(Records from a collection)
▶

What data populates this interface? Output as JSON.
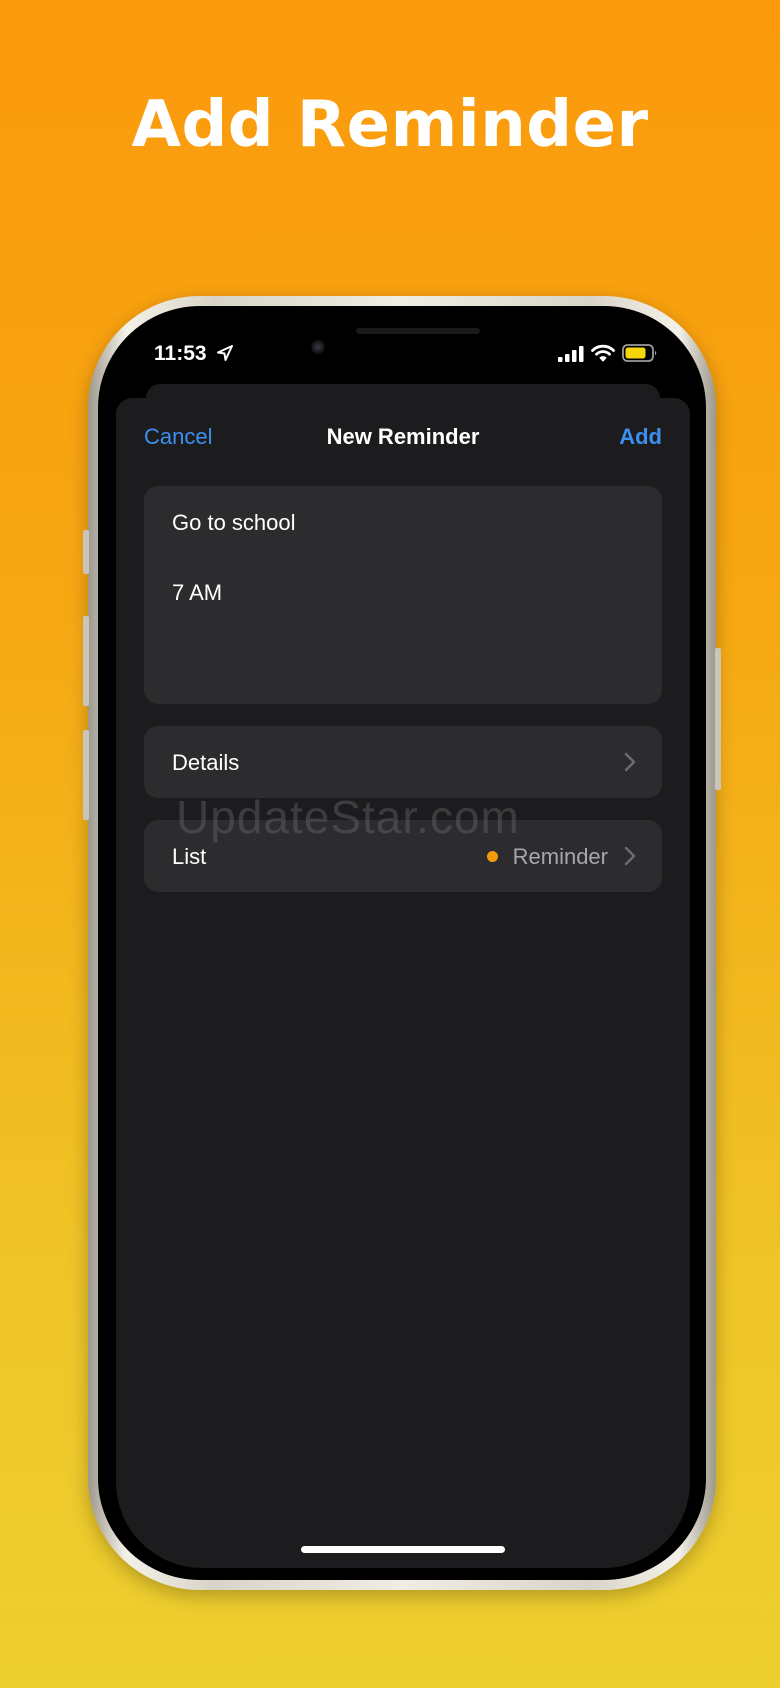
{
  "headline": "Add Reminder",
  "status_bar": {
    "time": "11:53",
    "icons": [
      "location-arrow-icon",
      "cellular-signal-icon",
      "wifi-icon",
      "battery-icon"
    ]
  },
  "nav": {
    "cancel_label": "Cancel",
    "title": "New Reminder",
    "add_label": "Add"
  },
  "reminder": {
    "title": "Go to school",
    "notes": "7 AM"
  },
  "rows": {
    "details_label": "Details",
    "list_label": "List",
    "list_value": "Reminder",
    "list_color": "#f59a0a"
  },
  "watermark": "UpdateStar.com",
  "colors": {
    "accent": "#3b8ff0",
    "sheet_background": "#1c1c1e",
    "card_background": "#2c2c2e",
    "background_top": "#fb9a0c",
    "background_bottom": "#edcf2f",
    "battery_fill": "#f5d60a"
  }
}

◀

GIVEN PROBLEM »
Read the entries and select each line where the word "title" is found.

PROBLEM SOLUTION »
    "title": "New Reminder",
    "title": "Go to school",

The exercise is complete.